• **Data records**
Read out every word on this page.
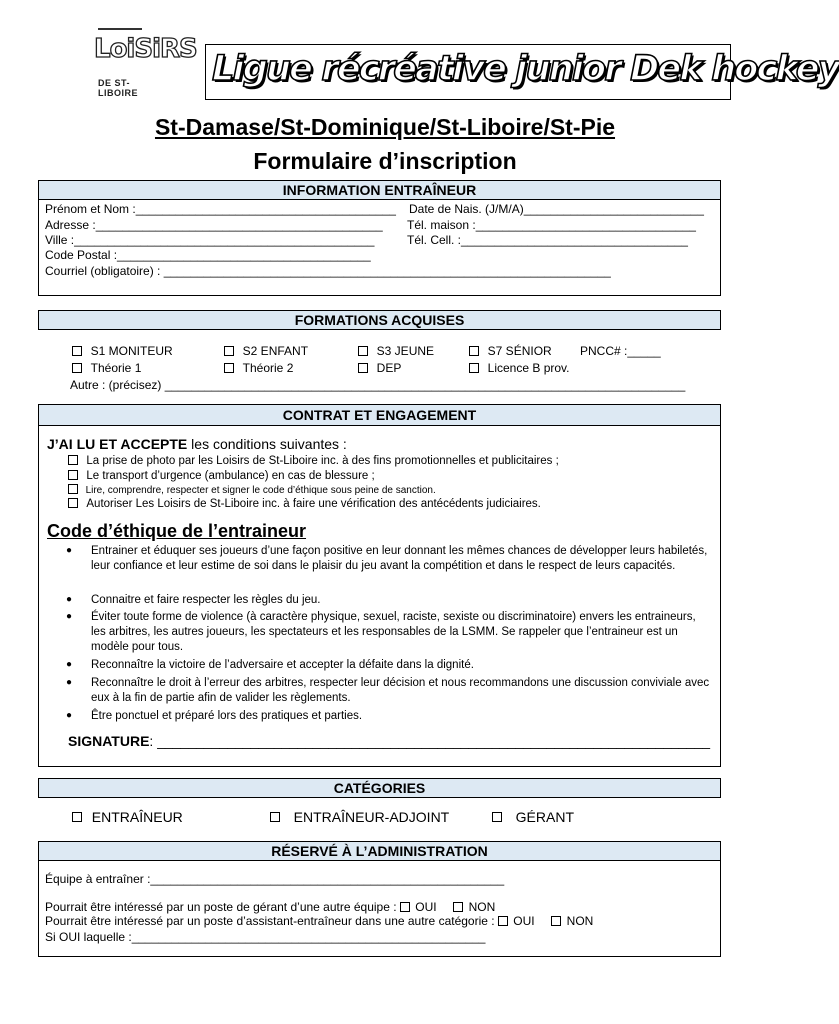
LoiSiRS
DE ST-LIBOIRE
Ligue récréative junior Dek hockey
St-Damase/St-Dominique/St-Liboire/St-Pie
Formulaire d’inscription
INFORMATION ENTRAÎNEUR
Prénom et Nom :_______________________________________ Date de Nais. (J/M/A)___________________________
Adresse :___________________________________________ Tél. maison :_________________________________
Ville :_____________________________________________	Tél. Cell. :__________________________________
Code Postal :______________________________________
Courriel (obligatoire) : ___________________________________________________________________
FORMATIONS ACQUISES
S1 MONITEUR	S2 ENFANT	S3 JEUNE	S7 SÉNIOR PNCC# :_____
Théorie 1	Théorie 2	DEP	Licence B prov.
Autre : (précisez) ______________________________________________________________________________
CONTRAT ET ENGAGEMENT
J’AI LU ET ACCEPTE les conditions suivantes :
La prise de photo par les Loisirs de St-Liboire inc. à des fins promotionnelles et publicitaires ;
Le transport d’urgence (ambulance) en cas de blessure ;
Lire, comprendre, respecter et signer le code d’éthique sous peine de sanction.
Autoriser Les Loisirs de St-Liboire inc. à faire une vérification des antécédents judiciaires.
Code d’éthique de l’entraineur
● Entrainer et éduquer ses joueurs d’une façon positive en leur donnant les mêmes chances de développer leurs habiletés, leur confiance et leur estime de soi dans le plaisir du jeu avant la compétition et dans le respect de leurs capacités.
● Connaitre et faire respecter les règles du jeu.
● Éviter toute forme de violence (à caractère physique, sexuel, raciste, sexiste ou discriminatoire) envers les entraineurs, les arbitres, les autres joueurs, les spectateurs et les responsables de la LSMM. Se rappeler que l’entraineur est un modèle pour tous.
● Reconnaître la victoire de l’adversaire et accepter la défaite dans la dignité.
● Reconnaître le droit à l’erreur des arbitres, respecter leur décision et nous recommandons une discussion conviviale avec eux à la fin de partie afin de valider les règlements.
● Être ponctuel et préparé lors des pratiques et parties.
SIGNATURE: _______________________________________________________________________
CATÉGORIES
ENTRAÎNEUR	ENTRAÎNEUR-ADJOINT	GÉRANT
RÉSERVÉ À L’ADMINISTRATION
Équipe à entraîner :_____________________________________________________
Pourrait être intéressé par un poste de gérant d’une autre équipe : OUI	NON
Pourrait être intéressé par un poste d’assistant-entraîneur dans une autre catégorie : OUI	NON
Si OUI laquelle :_____________________________________________________
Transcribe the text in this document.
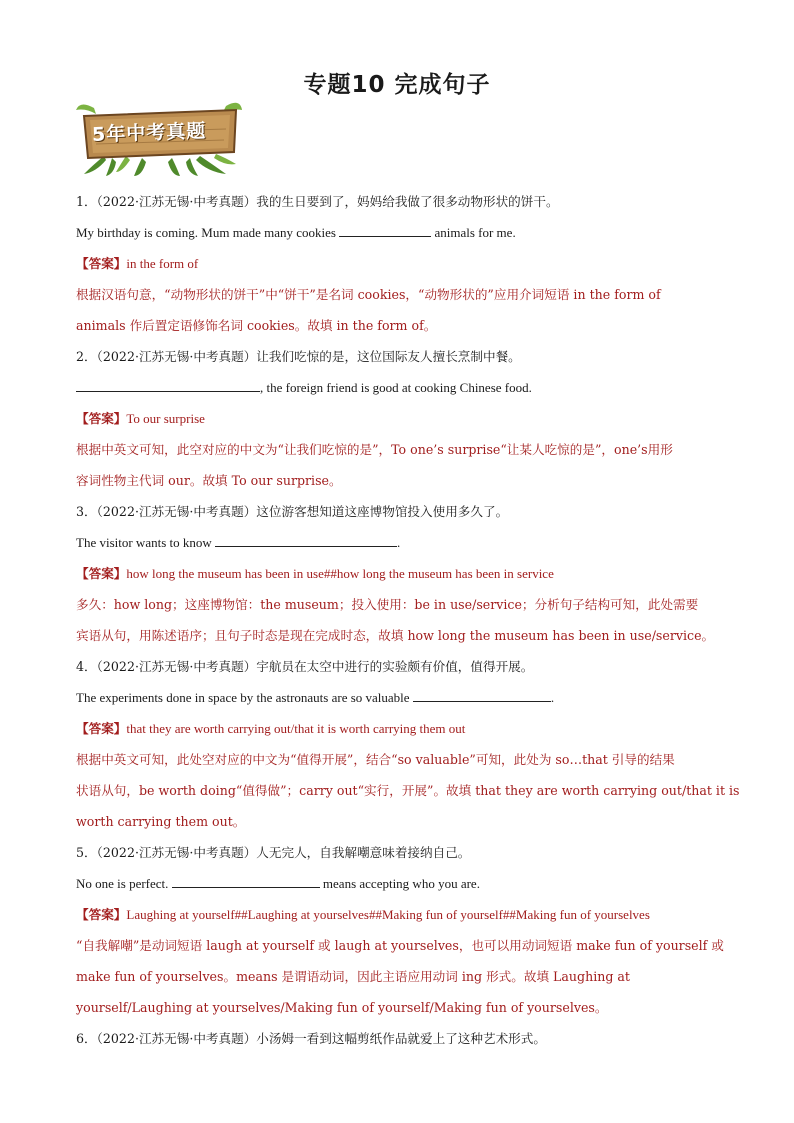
专题10 完成句子
5年中考真题
1．（2022·江苏无锡·中考真题）我的生日要到了，妈妈给我做了很多动物形状的饼干。
My birthday is coming. Mum made many cookies	animals for me.
【答案】in the form of
根据汉语句意，“动物形状的饼干”中“饼干”是名词 cookies，“动物形状的”应用介词短语 in the form of
animals 作后置定语修饰名词 cookies。故填 in the form of。
2．（2022·江苏无锡·中考真题）让我们吃惊的是，这位国际友人擅长烹制中餐。
, the foreign friend is good at cooking Chinese food.
【答案】To our surprise
根据中英文可知，此空对应的中文为“让我们吃惊的是”，To one’s surprise“让某人吃惊的是”，one’s用形
容词性物主代词 our。故填 To our surprise。
3．（2022·江苏无锡·中考真题）这位游客想知道这座博物馆投入使用多久了。
The visitor wants to know	.
【答案】how long the museum has been in use##how long the museum has been in service
多久：how long；这座博物馆：the museum；投入使用：be in use/service；分析句子结构可知，此处需要
宾语从句，用陈述语序；且句子时态是现在完成时态，故填 how long the museum has been in use/service。
4．（2022·江苏无锡·中考真题）宇航员在太空中进行的实验颇有价值，值得开展。
The experiments done in space by the astronauts are so valuable	.
【答案】that they are worth carrying out/that it is worth carrying them out
根据中英文可知，此处空对应的中文为“值得开展”，结合“so valuable”可知，此处为 so…that 引导的结果
状语从句，be worth doing“值得做”；carry out“实行，开展”。故填 that they are worth carrying out/that it is
worth carrying them out。
5．（2022·江苏无锡·中考真题）人无完人，自我解嘲意味着接纳自己。
No one is perfect.	means accepting who you are.
【答案】Laughing at yourself##Laughing at yourselves##Making fun of yourself##Making fun of yourselves
“自我解嘲”是动词短语 laugh at yourself 或 laugh at yourselves，也可以用动词短语 make fun of yourself 或
make fun of yourselves。means 是谓语动词，因此主语应用动词 ing 形式。故填 Laughing at
yourself/Laughing at yourselves/Making fun of yourself/Making fun of yourselves。
6．（2022·江苏无锡·中考真题）小汤姆一看到这幅剪纸作品就爱上了这种艺术形式。
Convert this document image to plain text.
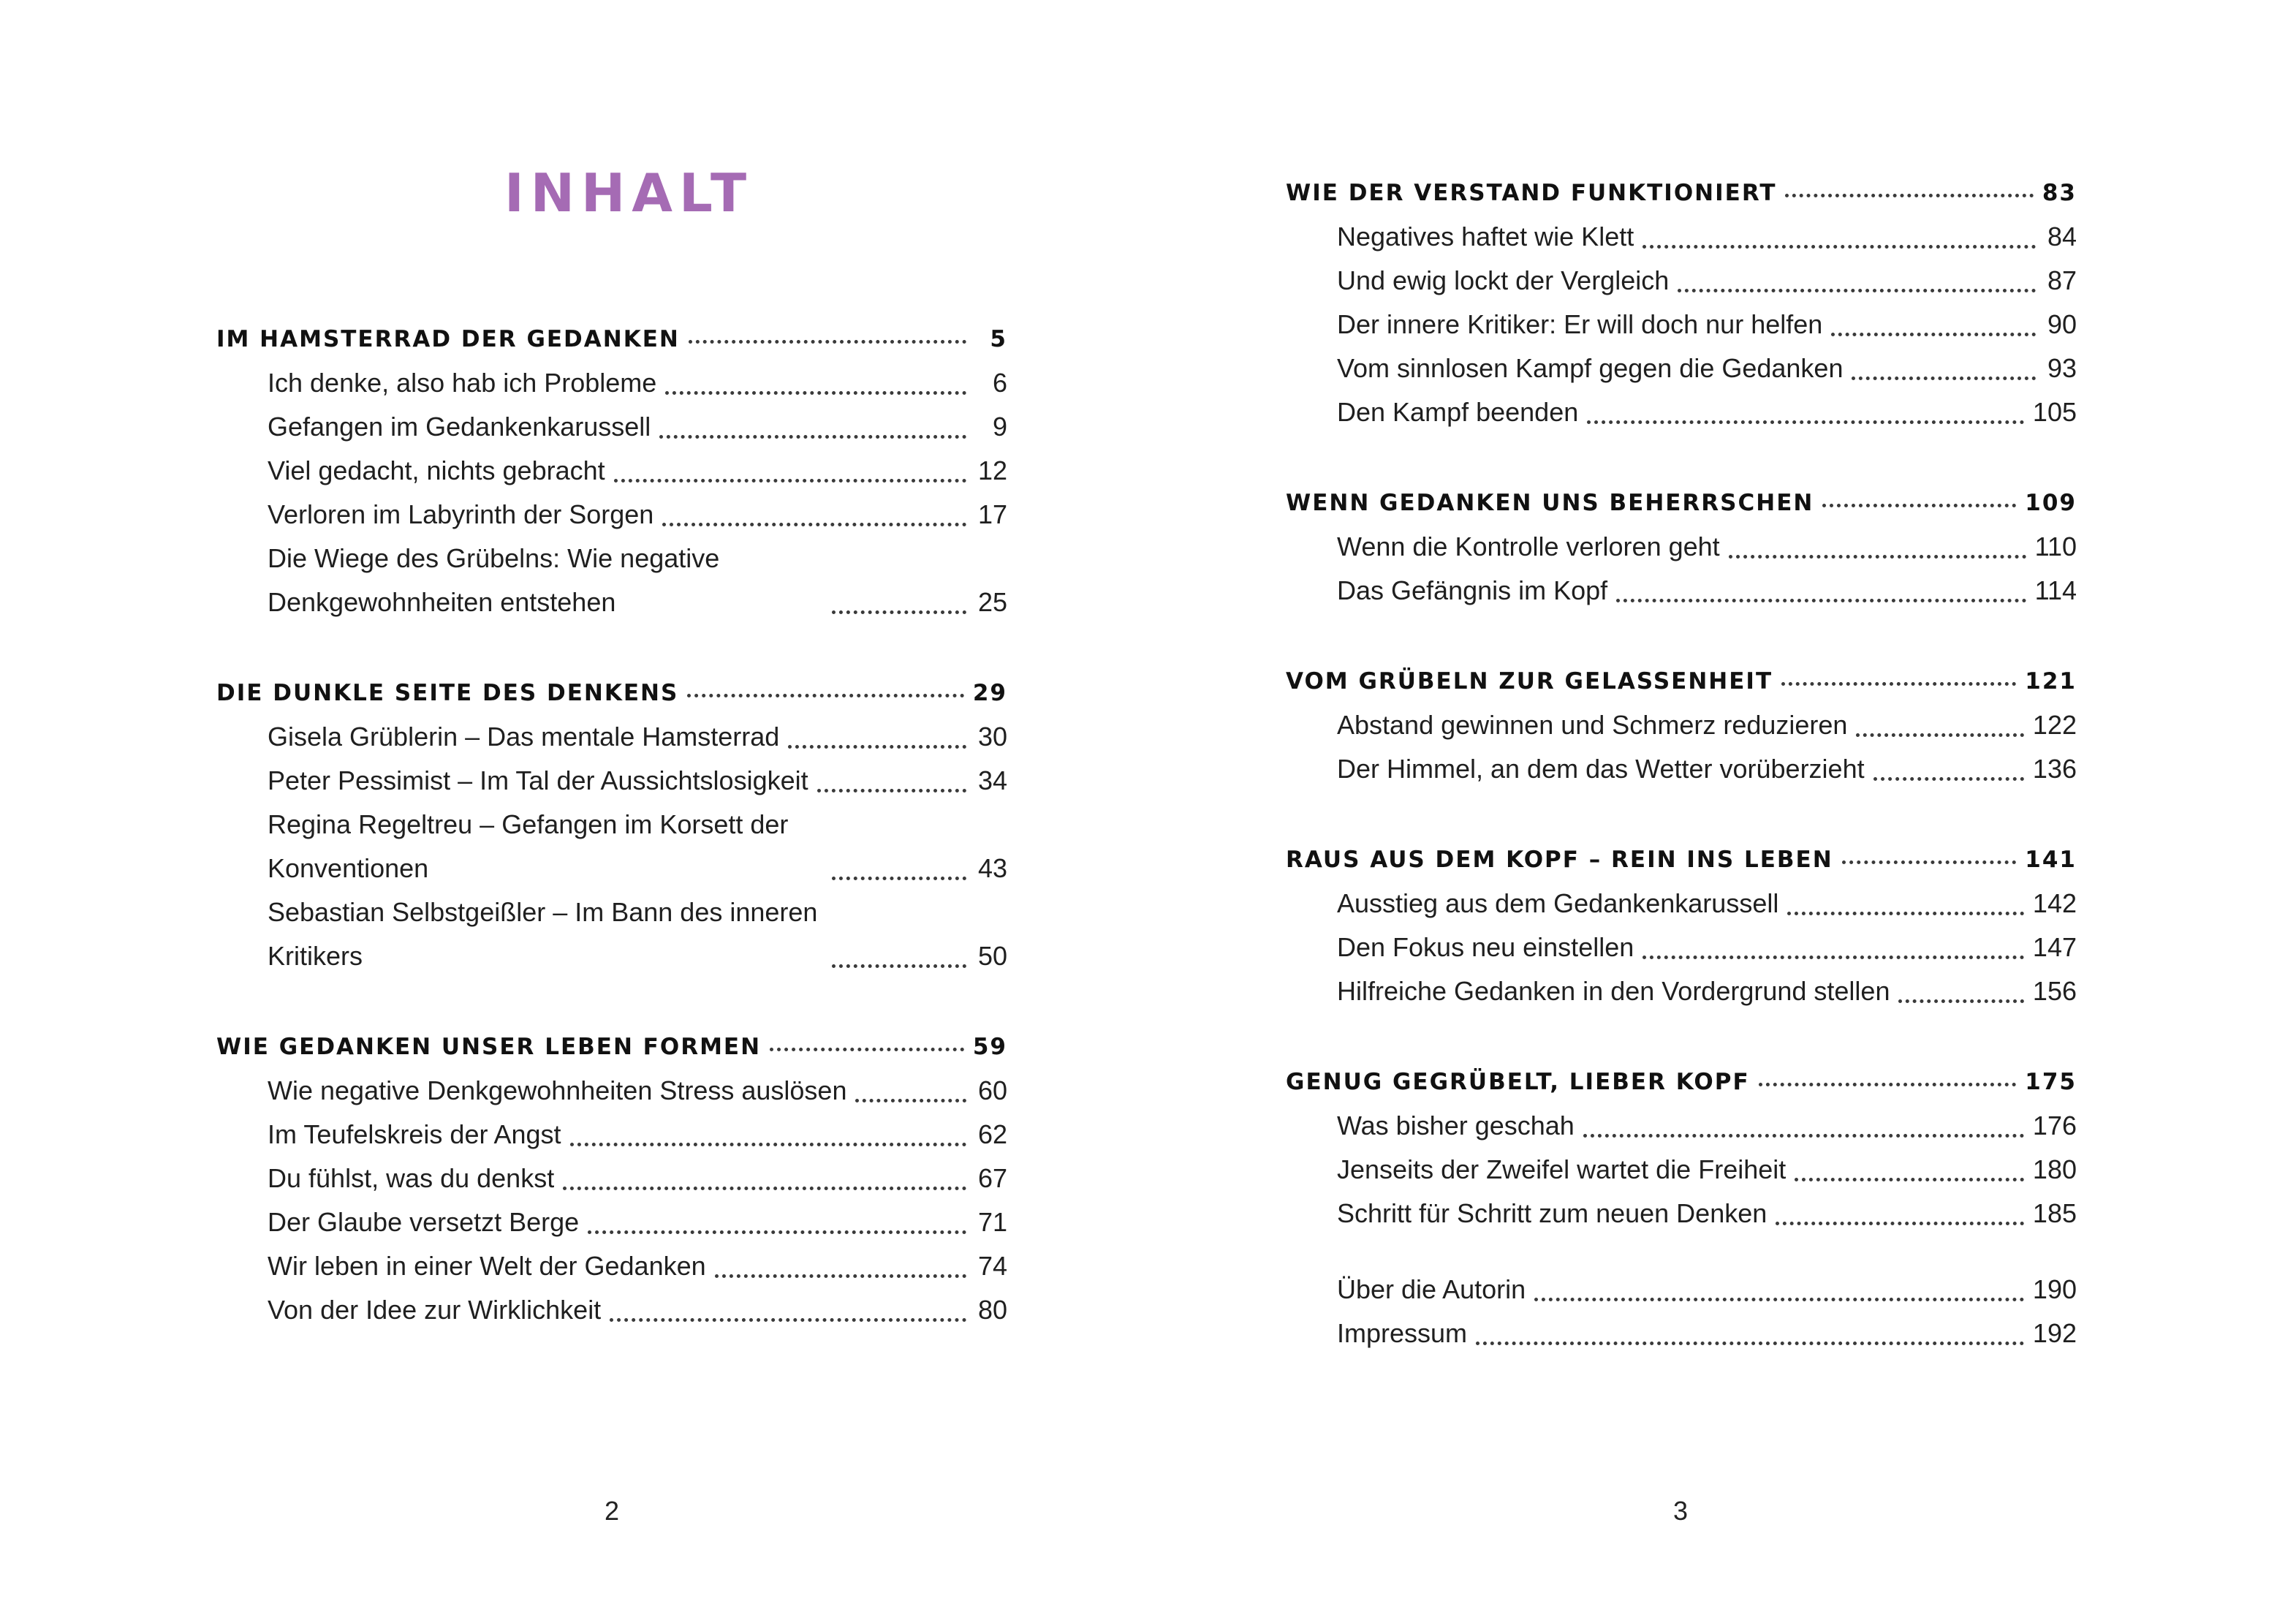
INHALT
IM HAMSTERRAD DER GEDANKEN	5
Ich denke, also hab ich Probleme	6
Gefangen im Gedankenkarussell	9
Viel gedacht, nichts gebracht	12
Verloren im Labyrinth der Sorgen	17
Die Wiege des Grübelns: Wie negative Denkgewohnheiten entstehen	25
DIE DUNKLE SEITE DES DENKENS	29
Gisela Grüblerin – Das mentale Hamsterrad	30
Peter Pessimist – Im Tal der Aussichtslosigkeit	34
Regina Regeltreu – Gefangen im Korsett der Konventionen	43
Sebastian Selbstgeißler – Im Bann des inneren Kritikers	50
WIE GEDANKEN UNSER LEBEN FORMEN	59
Wie negative Denkgewohnheiten Stress auslösen	60
Im Teufelskreis der Angst	62
Du fühlst, was du denkst	67
Der Glaube versetzt Berge	71
Wir leben in einer Welt der Gedanken	74
Von der Idee zur Wirklichkeit	80
2
WIE DER VERSTAND FUNKTIONIERT	83
Negatives haftet wie Klett	84
Und ewig lockt der Vergleich	87
Der innere Kritiker: Er will doch nur helfen	90
Vom sinnlosen Kampf gegen die Gedanken	93
Den Kampf beenden	105
WENN GEDANKEN UNS BEHERRSCHEN	109
Wenn die Kontrolle verloren geht	110
Das Gefängnis im Kopf	114
VOM GRÜBELN ZUR GELASSENHEIT	121
Abstand gewinnen und Schmerz reduzieren	122
Der Himmel, an dem das Wetter vorüberzieht	136
RAUS AUS DEM KOPF – REIN INS LEBEN	141
Ausstieg aus dem Gedankenkarussell	142
Den Fokus neu einstellen	147
Hilfreiche Gedanken in den Vordergrund stellen	156
GENUG GEGRÜBELT, LIEBER KOPF	175
Was bisher geschah	176
Jenseits der Zweifel wartet die Freiheit	180
Schritt für Schritt zum neuen Denken	185
Über die Autorin	190
Impressum	192
3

• **Challenge**
Determine the count of lines in the data above with the string "carrying" in them, and give that count alone.

• **Answer to this exercise**
3